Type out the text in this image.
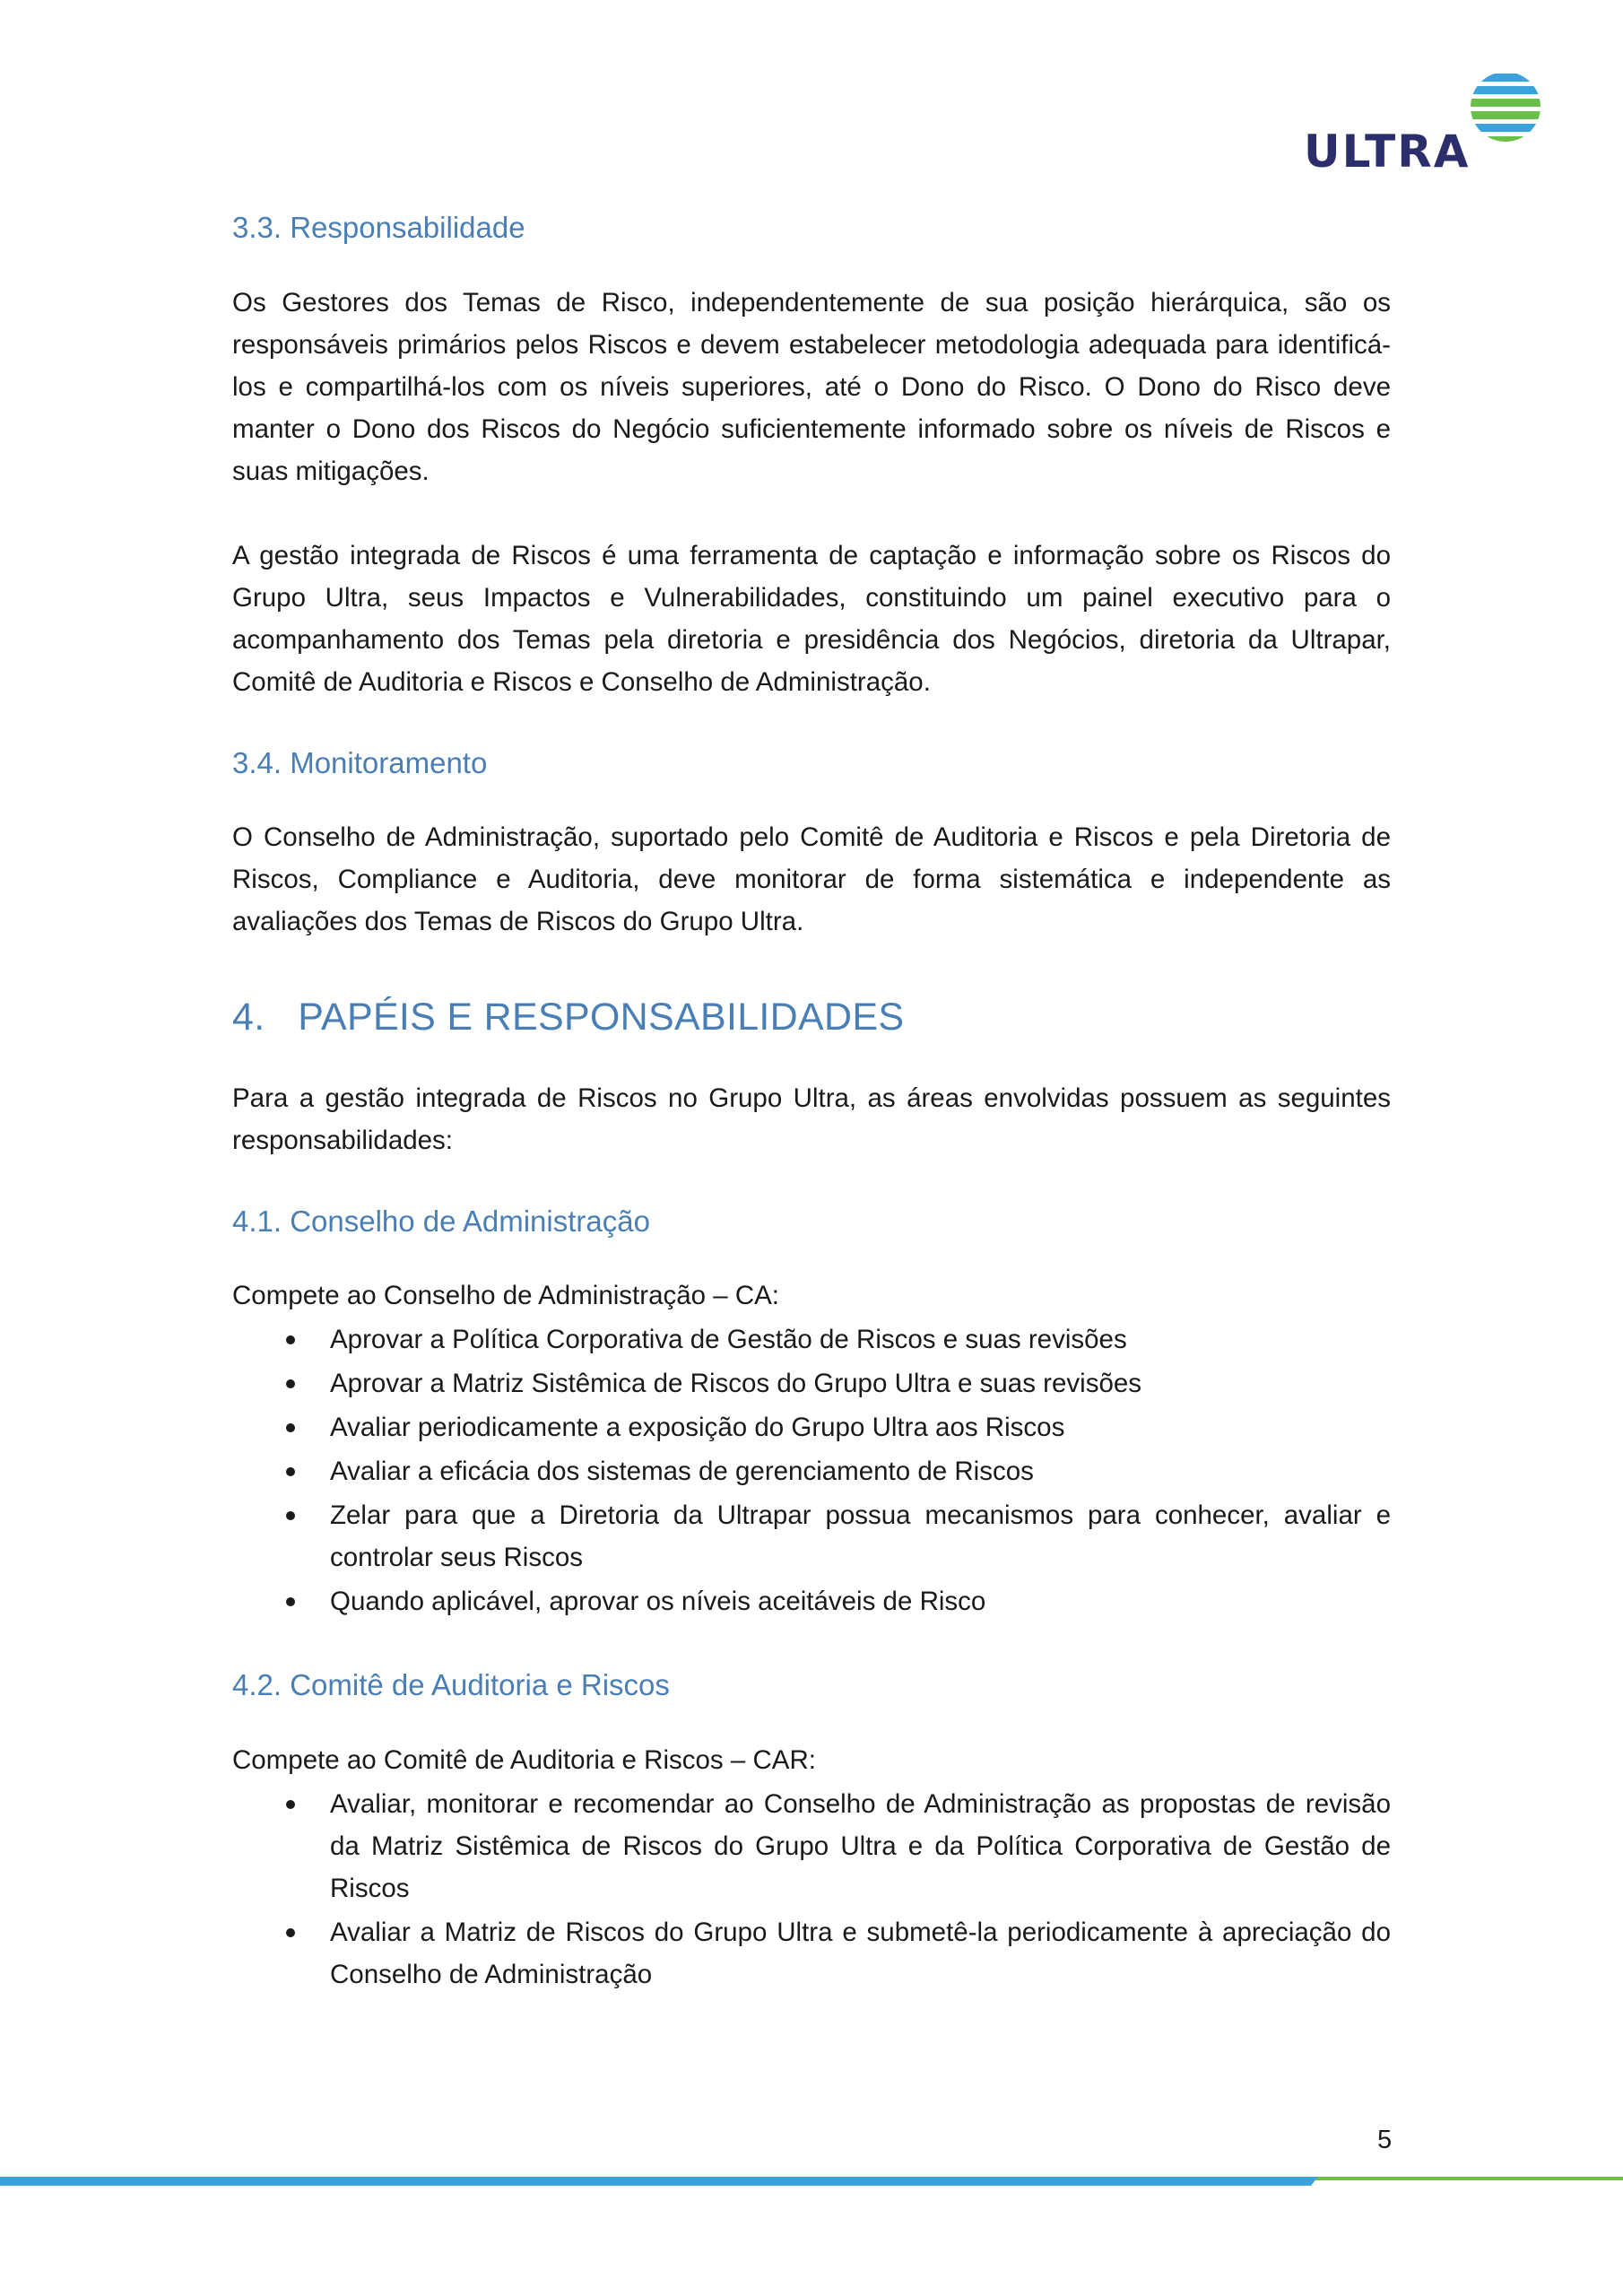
ULTRA
3.3. Responsabilidade

Os Gestores dos Temas de Risco, independentemente de sua posição hierárquica, são os responsáveis primários pelos Riscos e devem estabelecer metodologia adequada para identificá-los e compartilhá-los com os níveis superiores, até o Dono do Risco. O Dono do Risco deve manter o Dono dos Riscos do Negócio suficientemente informado sobre os níveis de Riscos e suas mitigações.

A gestão integrada de Riscos é uma ferramenta de captação e informação sobre os Riscos do Grupo Ultra, seus Impactos e Vulnerabilidades, constituindo um painel executivo para o acompanhamento dos Temas pela diretoria e presidência dos Negócios, diretoria da Ultrapar, Comitê de Auditoria e Riscos e Conselho de Administração.

3.4. Monitoramento

O Conselho de Administração, suportado pelo Comitê de Auditoria e Riscos e pela Diretoria de Riscos, Compliance e Auditoria, deve monitorar de forma sistemática e independente as avaliações dos Temas de Riscos do Grupo Ultra.

4.   PAPÉIS E RESPONSABILIDADES

Para a gestão integrada de Riscos no Grupo Ultra, as áreas envolvidas possuem as seguintes responsabilidades:

4.1. Conselho de Administração

Compete ao Conselho de Administração – CA:

Aprovar a Política Corporativa de Gestão de Riscos e suas revisões
Aprovar a Matriz Sistêmica de Riscos do Grupo Ultra e suas revisões
Avaliar periodicamente a exposição do Grupo Ultra aos Riscos
Avaliar a eficácia dos sistemas de gerenciamento de Riscos
Zelar para que a Diretoria da Ultrapar possua mecanismos para conhecer, avaliar e controlar seus Riscos
Quando aplicável, aprovar os níveis aceitáveis de Risco
4.2. Comitê de Auditoria e Riscos

Compete ao Comitê de Auditoria e Riscos – CAR:

Avaliar, monitorar e recomendar ao Conselho de Administração as propostas de revisão da Matriz Sistêmica de Riscos do Grupo Ultra e da Política Corporativa de Gestão de Riscos
Avaliar a Matriz de Riscos do Grupo Ultra e submetê-la periodicamente à apreciação do Conselho de Administração
5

#####

**Task details**
Exclude every picture and copy the remaining data exactly.

**Complete answer**
Type out the text in this image.
ULTRA
3.3. Responsabilidade

Os Gestores dos Temas de Risco, independentemente de sua posição hierárquica, são os responsáveis primários pelos Riscos e devem estabelecer metodologia adequada para identificá-los e compartilhá-los com os níveis superiores, até o Dono do Risco. O Dono do Risco deve manter o Dono dos Riscos do Negócio suficientemente informado sobre os níveis de Riscos e suas mitigações.

A gestão integrada de Riscos é uma ferramenta de captação e informação sobre os Riscos do Grupo Ultra, seus Impactos e Vulnerabilidades, constituindo um painel executivo para o acompanhamento dos Temas pela diretoria e presidência dos Negócios, diretoria da Ultrapar, Comitê de Auditoria e Riscos e Conselho de Administração.

3.4. Monitoramento

O Conselho de Administração, suportado pelo Comitê de Auditoria e Riscos e pela Diretoria de Riscos, Compliance e Auditoria, deve monitorar de forma sistemática e independente as avaliações dos Temas de Riscos do Grupo Ultra.

4.   PAPÉIS E RESPONSABILIDADES

Para a gestão integrada de Riscos no Grupo Ultra, as áreas envolvidas possuem as seguintes responsabilidades:

4.1. Conselho de Administração

Compete ao Conselho de Administração – CA:

Aprovar a Política Corporativa de Gestão de Riscos e suas revisões
Aprovar a Matriz Sistêmica de Riscos do Grupo Ultra e suas revisões
Avaliar periodicamente a exposição do Grupo Ultra aos Riscos
Avaliar a eficácia dos sistemas de gerenciamento de Riscos
Zelar para que a Diretoria da Ultrapar possua mecanismos para conhecer, avaliar e controlar seus Riscos
Quando aplicável, aprovar os níveis aceitáveis de Risco
4.2. Comitê de Auditoria e Riscos

Compete ao Comitê de Auditoria e Riscos – CAR:

Avaliar, monitorar e recomendar ao Conselho de Administração as propostas de revisão da Matriz Sistêmica de Riscos do Grupo Ultra e da Política Corporativa de Gestão de Riscos
Avaliar a Matriz de Riscos do Grupo Ultra e submetê-la periodicamente à apreciação do Conselho de Administração
5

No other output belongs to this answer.